* [Short exercise]
Go through the entries below and count the lines holding the word "Affrs". Reply with only the number, please.
--- begin Extracted data ---
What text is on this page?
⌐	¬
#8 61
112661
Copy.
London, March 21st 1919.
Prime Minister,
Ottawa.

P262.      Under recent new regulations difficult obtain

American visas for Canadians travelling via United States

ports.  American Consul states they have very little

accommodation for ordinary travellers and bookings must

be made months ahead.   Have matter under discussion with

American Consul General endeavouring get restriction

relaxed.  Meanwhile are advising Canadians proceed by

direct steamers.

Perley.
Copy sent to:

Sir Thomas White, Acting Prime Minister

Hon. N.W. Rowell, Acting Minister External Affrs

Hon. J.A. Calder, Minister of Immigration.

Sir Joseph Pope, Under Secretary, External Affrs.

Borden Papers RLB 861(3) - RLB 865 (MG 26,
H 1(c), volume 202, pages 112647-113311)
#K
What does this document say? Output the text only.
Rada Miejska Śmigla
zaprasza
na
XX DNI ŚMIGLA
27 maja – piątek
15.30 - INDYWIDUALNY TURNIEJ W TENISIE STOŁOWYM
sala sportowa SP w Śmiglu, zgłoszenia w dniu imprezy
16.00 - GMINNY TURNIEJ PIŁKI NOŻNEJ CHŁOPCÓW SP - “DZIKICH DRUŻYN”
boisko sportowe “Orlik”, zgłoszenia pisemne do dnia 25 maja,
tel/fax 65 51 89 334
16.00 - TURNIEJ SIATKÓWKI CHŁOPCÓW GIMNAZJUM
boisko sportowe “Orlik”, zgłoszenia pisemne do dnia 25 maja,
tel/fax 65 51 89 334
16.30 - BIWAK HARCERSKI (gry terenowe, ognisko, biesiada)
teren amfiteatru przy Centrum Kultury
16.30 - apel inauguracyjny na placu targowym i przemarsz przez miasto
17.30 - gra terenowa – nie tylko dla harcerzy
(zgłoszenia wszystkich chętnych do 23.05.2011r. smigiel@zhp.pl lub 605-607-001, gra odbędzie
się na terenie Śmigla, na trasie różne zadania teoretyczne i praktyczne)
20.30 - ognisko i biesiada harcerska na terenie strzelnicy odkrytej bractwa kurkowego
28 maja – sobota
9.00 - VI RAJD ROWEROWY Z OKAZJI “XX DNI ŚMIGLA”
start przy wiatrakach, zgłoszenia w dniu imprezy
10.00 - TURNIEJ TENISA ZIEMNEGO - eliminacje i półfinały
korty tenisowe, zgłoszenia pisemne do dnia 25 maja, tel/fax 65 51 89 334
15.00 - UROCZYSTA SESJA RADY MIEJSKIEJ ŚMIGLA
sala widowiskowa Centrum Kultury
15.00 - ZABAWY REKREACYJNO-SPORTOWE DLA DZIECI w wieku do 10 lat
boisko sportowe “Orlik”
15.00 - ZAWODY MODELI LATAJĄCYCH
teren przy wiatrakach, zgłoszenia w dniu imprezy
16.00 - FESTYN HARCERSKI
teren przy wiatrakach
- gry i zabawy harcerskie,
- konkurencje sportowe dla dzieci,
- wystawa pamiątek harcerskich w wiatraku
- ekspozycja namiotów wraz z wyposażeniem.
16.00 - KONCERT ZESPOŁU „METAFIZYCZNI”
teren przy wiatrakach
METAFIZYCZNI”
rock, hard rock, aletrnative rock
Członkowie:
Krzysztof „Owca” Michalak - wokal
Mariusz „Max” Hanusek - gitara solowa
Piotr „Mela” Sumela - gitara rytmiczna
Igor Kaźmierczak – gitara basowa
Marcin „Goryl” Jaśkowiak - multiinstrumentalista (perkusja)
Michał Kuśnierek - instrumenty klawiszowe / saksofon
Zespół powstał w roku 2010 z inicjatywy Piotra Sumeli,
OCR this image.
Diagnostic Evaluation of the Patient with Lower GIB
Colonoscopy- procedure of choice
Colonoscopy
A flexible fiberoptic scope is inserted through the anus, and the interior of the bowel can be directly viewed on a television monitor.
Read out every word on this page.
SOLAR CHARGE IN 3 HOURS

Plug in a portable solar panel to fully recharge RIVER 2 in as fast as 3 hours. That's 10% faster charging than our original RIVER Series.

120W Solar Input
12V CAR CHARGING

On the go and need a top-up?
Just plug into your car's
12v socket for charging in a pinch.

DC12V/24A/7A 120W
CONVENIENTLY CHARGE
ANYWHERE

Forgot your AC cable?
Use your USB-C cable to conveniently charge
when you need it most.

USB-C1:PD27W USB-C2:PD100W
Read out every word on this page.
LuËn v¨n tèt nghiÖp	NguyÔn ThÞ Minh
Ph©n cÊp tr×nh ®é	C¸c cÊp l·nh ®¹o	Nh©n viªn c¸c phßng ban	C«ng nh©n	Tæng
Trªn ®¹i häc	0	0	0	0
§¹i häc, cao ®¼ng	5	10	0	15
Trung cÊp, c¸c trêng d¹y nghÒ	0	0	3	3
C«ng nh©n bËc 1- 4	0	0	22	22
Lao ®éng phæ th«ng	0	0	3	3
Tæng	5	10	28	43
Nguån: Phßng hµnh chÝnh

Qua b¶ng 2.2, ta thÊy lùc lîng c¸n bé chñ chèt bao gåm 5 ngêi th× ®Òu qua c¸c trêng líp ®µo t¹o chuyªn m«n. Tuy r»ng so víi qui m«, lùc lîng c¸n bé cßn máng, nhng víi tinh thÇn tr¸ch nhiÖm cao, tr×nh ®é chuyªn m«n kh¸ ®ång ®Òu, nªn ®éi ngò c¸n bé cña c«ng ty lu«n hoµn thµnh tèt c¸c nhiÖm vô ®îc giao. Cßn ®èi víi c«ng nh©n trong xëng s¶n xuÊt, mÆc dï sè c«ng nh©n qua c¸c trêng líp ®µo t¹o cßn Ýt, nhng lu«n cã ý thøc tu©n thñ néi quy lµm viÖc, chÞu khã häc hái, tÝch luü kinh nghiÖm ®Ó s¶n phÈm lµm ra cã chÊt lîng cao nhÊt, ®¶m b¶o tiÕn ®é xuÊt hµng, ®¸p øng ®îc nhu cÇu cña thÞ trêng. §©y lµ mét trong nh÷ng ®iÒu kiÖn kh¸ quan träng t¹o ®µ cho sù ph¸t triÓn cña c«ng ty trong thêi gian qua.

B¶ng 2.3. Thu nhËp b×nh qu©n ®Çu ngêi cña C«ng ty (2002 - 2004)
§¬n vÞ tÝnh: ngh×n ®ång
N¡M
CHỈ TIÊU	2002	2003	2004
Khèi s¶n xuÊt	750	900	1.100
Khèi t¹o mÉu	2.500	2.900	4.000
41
--- end Extracted data ---
* [Solution for this task]
2